Given passage:
○ ○ ○ ○

Changes in the Gene c-fos Expression in the Rat Spinal Cord after Suppression of Activity of the Cerebral Monoaminergic Systems

摘要

We detected changes in the gene c-fos expression induced by activation of muscle afferents in the rat spinal cord after systemic introduction of reserpine (irreversible suppressor of vesicular transporter of monoamines, 1.5 mg/kg, intraperitoneally) and with no action of this agent. Numbers of Fosimmunoreactive (Fos-ir) neurons were calculated in the gray matter of the lumbar spinal segments after unilateral vibrational stimulation (VS) of the Achilles tendon of the mm. gastrocnemius-soleus. In the spinal cord of rats preliminarily injected with reserpine, greater numbers of Fos-ir neurons were observed; these units were localized mostly in layers 4-7 and in the nucl. intermediolateralis (35.4 +/- 1.6 and 16.7 +/- 0.9 positive neurons per 40 mu m-thick slice) of segments L1-L2, and also in layers 4-7 and layer 9 (Fos-ir motoneurons) of segments L4-L5 (51.7 +/- 3.4 and 11.4 +/- 1.5 labeled units, respectively). The numbers of activated cells in the above structures of the spinal cord after VS but without preliminary injections of reserpine were, on average, 25.6 +/- 1.4 and 3.5 +/- 0.5, 27.8 +/- +/- 0.9 and 6.9 +/- 0.3 units, respectively. Most ipsilateral Fos-ir motoneurons (86%) were localized in the lateral pool of layer 9, and only 14% of labeled motoneurons were localized in its medial regions. The results obtained show that weakening of monoaminergic influences resulting from administration of reserpine is accompanied by increase in the activity of intraspinal neuronal networks activated by proprioceptive afferent volleys, and the effects of the above inputs on spinal motoneurons and sympathetic preganglionic neurons are intensified. Weakening of inhibitory control, realized by inhibitory interneurons in the pathways of transmission of excitatory influences from muscle afferents to motoneurons, which was observed in our experiments after suppression of monoaminergic modulatory systems, can be considered a significant factor responsible for the development of rigidity/spasticity of the limb muscles manifested in neurodegenerative diseases and after traumas of the spinal cord.

○ ○ ○ ○

Given data:
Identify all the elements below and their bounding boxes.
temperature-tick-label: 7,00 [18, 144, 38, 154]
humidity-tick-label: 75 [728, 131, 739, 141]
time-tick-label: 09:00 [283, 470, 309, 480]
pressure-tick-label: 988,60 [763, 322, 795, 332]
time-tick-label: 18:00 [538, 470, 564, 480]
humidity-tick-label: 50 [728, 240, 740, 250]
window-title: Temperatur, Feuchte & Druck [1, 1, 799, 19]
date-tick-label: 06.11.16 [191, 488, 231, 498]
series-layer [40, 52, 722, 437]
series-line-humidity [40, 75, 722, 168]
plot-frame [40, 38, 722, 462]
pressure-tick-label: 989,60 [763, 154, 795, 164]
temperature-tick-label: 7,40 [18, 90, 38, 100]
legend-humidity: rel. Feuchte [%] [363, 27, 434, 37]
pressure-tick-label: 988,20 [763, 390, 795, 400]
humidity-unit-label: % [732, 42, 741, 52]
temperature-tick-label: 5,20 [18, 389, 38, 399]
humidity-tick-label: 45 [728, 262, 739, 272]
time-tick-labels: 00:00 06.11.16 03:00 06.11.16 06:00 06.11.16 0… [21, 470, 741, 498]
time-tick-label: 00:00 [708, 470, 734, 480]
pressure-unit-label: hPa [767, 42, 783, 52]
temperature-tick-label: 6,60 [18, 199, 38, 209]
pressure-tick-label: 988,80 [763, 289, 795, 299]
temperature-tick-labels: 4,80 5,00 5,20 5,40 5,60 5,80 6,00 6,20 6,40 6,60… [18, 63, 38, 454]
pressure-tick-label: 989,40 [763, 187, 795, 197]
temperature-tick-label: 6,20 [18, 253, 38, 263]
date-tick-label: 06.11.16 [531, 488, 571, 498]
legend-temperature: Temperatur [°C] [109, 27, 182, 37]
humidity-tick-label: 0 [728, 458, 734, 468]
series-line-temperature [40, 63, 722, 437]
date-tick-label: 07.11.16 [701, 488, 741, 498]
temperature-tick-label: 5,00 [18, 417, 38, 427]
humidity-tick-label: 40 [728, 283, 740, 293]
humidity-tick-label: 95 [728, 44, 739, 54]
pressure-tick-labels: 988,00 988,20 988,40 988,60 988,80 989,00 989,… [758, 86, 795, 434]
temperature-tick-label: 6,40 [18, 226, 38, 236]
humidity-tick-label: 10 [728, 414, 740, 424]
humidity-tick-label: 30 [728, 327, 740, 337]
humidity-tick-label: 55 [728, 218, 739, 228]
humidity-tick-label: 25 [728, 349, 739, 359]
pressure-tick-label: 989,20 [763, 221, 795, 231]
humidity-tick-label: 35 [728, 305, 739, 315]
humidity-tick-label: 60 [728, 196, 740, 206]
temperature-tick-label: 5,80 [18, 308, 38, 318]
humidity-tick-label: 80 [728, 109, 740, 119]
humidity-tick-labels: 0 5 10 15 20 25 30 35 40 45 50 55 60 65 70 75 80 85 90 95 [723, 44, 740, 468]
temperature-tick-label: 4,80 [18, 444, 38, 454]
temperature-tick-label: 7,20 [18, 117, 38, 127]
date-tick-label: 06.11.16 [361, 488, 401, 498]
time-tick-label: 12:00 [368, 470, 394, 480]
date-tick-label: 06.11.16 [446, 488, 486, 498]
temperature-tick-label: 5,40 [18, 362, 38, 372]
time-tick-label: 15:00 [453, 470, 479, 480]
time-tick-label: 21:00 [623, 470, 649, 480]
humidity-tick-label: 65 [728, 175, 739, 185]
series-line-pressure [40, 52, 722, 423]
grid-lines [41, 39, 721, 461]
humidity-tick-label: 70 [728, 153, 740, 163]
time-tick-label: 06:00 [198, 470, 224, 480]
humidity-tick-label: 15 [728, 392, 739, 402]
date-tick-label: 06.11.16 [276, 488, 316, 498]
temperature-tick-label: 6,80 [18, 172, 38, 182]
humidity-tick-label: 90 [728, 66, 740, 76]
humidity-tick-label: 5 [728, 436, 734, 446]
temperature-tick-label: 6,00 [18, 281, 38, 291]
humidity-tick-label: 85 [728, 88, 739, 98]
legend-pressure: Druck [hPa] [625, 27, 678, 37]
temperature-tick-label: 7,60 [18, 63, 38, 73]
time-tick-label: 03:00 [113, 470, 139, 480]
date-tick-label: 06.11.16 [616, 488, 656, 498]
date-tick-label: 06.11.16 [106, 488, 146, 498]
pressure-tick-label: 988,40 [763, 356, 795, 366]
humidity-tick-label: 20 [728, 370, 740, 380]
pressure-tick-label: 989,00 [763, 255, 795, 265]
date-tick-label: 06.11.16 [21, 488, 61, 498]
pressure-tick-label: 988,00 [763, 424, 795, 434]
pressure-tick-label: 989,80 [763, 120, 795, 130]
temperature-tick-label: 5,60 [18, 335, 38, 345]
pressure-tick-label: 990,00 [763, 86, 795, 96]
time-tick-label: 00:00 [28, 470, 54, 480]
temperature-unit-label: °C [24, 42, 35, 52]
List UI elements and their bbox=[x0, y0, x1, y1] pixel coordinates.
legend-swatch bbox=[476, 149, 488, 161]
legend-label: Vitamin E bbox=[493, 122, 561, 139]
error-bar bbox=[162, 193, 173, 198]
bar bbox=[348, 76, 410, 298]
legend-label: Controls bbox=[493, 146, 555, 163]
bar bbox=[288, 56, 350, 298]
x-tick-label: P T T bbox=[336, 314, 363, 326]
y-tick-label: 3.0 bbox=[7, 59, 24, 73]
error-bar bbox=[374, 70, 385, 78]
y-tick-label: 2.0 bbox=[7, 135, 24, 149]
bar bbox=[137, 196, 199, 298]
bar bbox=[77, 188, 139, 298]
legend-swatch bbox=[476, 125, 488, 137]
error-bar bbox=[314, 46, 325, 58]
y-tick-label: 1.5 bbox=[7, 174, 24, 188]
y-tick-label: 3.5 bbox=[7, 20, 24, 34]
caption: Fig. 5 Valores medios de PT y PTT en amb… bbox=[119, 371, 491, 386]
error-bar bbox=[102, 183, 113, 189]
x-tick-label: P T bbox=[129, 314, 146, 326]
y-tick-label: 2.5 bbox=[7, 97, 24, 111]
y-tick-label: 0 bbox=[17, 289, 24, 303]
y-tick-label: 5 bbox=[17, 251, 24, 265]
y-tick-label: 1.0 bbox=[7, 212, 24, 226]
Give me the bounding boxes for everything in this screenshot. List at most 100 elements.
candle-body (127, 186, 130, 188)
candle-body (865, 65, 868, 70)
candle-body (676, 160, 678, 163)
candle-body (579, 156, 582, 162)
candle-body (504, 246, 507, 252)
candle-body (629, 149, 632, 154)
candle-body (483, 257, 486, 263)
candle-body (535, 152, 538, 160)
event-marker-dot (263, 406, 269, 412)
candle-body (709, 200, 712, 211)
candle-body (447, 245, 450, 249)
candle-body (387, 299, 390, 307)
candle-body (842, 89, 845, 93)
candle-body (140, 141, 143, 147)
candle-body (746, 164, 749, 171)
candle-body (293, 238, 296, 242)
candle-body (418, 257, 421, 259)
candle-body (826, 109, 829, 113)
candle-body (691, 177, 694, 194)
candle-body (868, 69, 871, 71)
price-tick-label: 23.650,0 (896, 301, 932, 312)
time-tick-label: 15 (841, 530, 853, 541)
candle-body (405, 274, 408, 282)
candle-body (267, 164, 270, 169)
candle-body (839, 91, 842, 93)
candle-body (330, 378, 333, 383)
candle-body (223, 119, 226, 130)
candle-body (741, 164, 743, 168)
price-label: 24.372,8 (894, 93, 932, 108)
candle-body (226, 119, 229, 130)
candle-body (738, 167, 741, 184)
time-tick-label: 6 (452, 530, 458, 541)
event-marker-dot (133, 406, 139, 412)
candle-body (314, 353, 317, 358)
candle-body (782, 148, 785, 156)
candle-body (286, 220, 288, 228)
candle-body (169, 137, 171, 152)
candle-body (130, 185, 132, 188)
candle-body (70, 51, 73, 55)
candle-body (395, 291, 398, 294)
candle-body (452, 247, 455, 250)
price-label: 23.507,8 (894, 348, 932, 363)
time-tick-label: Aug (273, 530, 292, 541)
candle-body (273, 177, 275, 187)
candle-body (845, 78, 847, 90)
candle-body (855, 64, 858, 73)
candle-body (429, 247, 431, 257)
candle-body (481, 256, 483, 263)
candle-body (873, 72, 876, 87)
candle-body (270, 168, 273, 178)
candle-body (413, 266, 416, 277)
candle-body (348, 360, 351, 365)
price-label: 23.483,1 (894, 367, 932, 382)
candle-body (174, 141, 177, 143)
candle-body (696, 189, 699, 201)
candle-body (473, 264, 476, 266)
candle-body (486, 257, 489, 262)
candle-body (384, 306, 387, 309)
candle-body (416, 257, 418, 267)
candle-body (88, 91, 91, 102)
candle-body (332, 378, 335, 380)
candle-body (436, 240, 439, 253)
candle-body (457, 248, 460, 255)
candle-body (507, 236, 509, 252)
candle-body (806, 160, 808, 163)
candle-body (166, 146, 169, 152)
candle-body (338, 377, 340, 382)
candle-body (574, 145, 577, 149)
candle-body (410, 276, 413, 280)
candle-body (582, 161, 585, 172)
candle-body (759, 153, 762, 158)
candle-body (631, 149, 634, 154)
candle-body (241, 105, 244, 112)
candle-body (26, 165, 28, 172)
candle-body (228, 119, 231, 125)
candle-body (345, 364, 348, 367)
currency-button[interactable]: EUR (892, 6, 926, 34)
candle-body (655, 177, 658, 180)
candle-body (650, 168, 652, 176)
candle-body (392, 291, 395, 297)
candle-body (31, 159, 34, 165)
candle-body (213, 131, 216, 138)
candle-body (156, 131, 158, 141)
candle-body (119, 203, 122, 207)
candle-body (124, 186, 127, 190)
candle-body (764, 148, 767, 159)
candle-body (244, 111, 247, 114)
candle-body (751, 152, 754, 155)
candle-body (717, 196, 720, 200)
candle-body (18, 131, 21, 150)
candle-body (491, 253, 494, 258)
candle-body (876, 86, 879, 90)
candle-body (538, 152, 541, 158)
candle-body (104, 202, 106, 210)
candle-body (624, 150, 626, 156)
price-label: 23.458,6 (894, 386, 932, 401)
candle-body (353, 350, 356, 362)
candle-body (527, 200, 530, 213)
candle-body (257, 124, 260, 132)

○ ○ ○ ○

What the exercise asks: Please say whether each statement agrees with the abstract, answering yes or no and quoting the words that decide it: (a) reserpine was given at 1.5 mg/kg intraperitoneally; (b) most ipsilateral labeled motoneurons were found in the medial regions of layer 9; (c) vibrational stimulation was applied to the Achilles tendons of both legs. The items are separate material from the abstract.

Task output:
(a) Yes: "1.5 mg/kg, intraperitoneally"
(b) No: "Most ipsilateral Fos-ir motoneurons (86%) were localized in the lateral pool of layer 9"
(c) No: "unilateral vibrational stimulation (VS) of the Achilles tendon"